(Stored data)
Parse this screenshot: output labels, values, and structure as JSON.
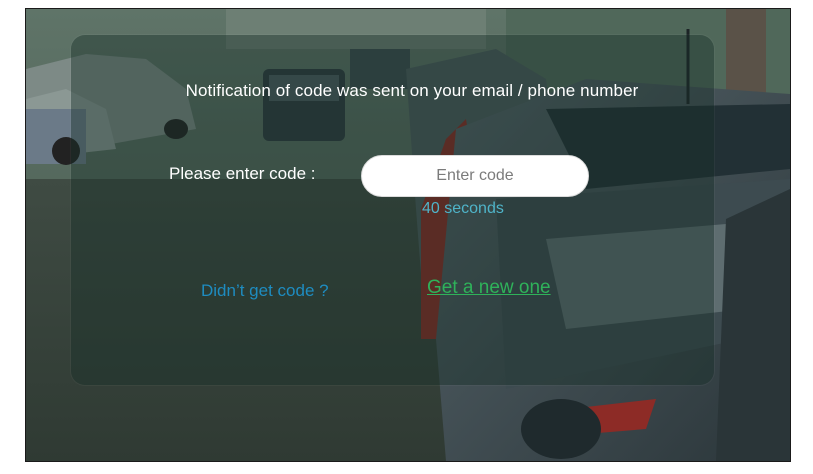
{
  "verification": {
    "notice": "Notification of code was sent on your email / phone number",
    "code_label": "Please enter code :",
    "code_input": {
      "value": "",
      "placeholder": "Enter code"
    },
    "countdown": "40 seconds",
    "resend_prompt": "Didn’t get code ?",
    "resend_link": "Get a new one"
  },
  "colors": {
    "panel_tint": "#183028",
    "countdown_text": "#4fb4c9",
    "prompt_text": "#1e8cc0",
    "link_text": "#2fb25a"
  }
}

● Written request:
Return the material exactly as given, apart from the pictures.

● Exercise solution:
Parse this screenshot: output labels, values, and structure as JSON.
{
  "verification": {
    "notice": "Notification of code was sent on your email / phone number",
    "code_label": "Please enter code :",
    "code_input": {
      "value": "",
      "placeholder": "Enter code"
    },
    "countdown": "40 seconds",
    "resend_prompt": "Didn’t get code ?",
    "resend_link": "Get a new one"
  },
  "colors": {
    "panel_tint": "#183028",
    "countdown_text": "#4fb4c9",
    "prompt_text": "#1e8cc0",
    "link_text": "#2fb25a"
  }
}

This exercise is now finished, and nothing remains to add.